▸ 原文节选
━━━━

定理2.3  设$ g $是连续函数.则$ x $是方程(1.5)的解的充分必要条件为存在常数$ c_{\nu, j}\in {{\Bbb R}} (\nu\in {\Bbb N} _0^m, j\in {\Bbb N} _1^l), d_{\nu, i}\in {{\Bbb R}} (\nu\in {\Bbb N} _0^m, i\in {\Bbb N} _1^{\max\{n, k\}}) $使得

(2.6) $ \begin{eqnarray} x(t)& = &\sum\limits_{\nu = 0}^v\sum\limits_{j = 1}^lc_{\nu, j}(t- t_\nu)^{\beta-j}{\bf E}_{\alpha+\beta-\gamma, \beta-j+1}(\lambda(t- t_\nu)^{\alpha+\beta-\gamma}) {}\\ &&+\sum\limits_{\nu = 0}^v\sum\limits_{i = 1}^{N}d_{\nu, i}(t- t_\nu)^{\alpha+\beta-i}{\bf E}_{\alpha+\beta-\gamma, \alpha+\beta-i+1}(\lambda(t- t_\nu)^{\alpha+\beta-\gamma}) {}\\ &&+\int_0^t(t- s)^{\alpha+\beta-1}{\bf E}_{\alpha+\beta-\gamma, \alpha+\beta}(\lambda(t- s)^{\alpha+\beta-\gamma})g(s){\rm d}s , \ t\in (t_v, t_{v+1}], v\in {\sf Z}\!\!\!{\sf Z}_0^m. \end{eqnarray} $

证  证明分两步.由于计算过程是初等的,所以部分计算推导略去.

第1步  设$ x $满足(2.6)式.我们证明$ x $是方程(2.5)的分片连续解.

━━━━

(元素与区域数据)
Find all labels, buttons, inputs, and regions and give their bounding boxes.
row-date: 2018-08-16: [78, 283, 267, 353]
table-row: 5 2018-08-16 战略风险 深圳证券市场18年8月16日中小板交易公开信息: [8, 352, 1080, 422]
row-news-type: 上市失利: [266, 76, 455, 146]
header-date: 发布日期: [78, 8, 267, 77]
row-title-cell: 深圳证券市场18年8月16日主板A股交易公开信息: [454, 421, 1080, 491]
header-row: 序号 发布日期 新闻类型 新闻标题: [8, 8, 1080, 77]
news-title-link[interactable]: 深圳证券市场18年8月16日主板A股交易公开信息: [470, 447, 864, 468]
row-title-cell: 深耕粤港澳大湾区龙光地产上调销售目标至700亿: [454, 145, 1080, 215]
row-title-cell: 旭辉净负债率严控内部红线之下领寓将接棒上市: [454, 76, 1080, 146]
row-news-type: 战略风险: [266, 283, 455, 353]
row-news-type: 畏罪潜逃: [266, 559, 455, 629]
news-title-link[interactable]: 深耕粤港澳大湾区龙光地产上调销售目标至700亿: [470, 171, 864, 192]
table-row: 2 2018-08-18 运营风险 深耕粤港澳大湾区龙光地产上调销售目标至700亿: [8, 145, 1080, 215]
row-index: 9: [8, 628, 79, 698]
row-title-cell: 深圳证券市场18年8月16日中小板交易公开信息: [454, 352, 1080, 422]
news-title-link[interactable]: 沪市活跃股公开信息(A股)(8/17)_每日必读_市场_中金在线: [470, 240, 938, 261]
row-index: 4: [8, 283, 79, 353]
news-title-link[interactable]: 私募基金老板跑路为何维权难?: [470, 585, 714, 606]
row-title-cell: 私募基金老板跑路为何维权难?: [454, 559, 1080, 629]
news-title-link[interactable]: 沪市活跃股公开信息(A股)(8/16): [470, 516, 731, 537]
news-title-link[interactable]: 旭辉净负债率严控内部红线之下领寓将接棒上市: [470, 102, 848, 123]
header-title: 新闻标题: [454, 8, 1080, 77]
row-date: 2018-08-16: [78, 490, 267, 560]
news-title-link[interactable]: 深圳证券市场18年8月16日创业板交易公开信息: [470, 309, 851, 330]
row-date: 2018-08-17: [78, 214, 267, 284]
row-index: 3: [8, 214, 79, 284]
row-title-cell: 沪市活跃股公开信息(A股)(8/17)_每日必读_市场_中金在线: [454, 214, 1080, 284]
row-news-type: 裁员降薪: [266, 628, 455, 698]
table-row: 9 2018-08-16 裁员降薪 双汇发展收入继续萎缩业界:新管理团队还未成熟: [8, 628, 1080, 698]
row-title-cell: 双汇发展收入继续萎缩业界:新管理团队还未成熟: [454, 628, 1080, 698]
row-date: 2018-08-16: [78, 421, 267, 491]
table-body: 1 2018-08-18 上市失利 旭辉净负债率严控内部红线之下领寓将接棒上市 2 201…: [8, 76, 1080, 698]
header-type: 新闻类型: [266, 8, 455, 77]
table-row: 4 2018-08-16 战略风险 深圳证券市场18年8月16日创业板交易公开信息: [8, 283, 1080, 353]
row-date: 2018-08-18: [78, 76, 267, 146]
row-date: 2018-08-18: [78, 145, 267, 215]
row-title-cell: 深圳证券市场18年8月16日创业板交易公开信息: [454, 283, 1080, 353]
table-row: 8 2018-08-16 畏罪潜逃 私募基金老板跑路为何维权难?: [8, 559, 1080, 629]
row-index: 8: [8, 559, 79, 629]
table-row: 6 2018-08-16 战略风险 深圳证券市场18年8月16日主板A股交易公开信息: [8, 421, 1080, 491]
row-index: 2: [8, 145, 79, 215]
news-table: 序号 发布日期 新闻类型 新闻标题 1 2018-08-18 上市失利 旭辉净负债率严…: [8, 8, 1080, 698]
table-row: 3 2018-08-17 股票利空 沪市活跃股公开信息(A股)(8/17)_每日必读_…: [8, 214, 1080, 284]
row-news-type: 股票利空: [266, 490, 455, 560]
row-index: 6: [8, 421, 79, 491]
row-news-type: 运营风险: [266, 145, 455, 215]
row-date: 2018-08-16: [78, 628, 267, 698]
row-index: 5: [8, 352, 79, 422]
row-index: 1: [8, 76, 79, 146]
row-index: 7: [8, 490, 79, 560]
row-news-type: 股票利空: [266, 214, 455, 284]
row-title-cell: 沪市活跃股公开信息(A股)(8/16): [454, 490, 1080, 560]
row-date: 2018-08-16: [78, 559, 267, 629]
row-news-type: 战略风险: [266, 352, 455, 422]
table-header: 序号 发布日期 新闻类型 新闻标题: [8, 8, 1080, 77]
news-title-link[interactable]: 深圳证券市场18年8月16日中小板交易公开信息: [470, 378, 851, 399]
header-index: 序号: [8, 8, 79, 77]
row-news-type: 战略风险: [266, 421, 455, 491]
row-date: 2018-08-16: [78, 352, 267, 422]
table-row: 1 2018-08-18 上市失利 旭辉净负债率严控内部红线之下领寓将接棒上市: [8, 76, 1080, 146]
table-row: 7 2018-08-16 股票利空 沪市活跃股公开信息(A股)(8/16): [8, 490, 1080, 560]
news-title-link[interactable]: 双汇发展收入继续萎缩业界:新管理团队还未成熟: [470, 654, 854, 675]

━━━━

▸ 任务要求
在定理2.3的证明中，部分计算推导为什么被略去？

▸ 本题答案
因为计算过程是初等的。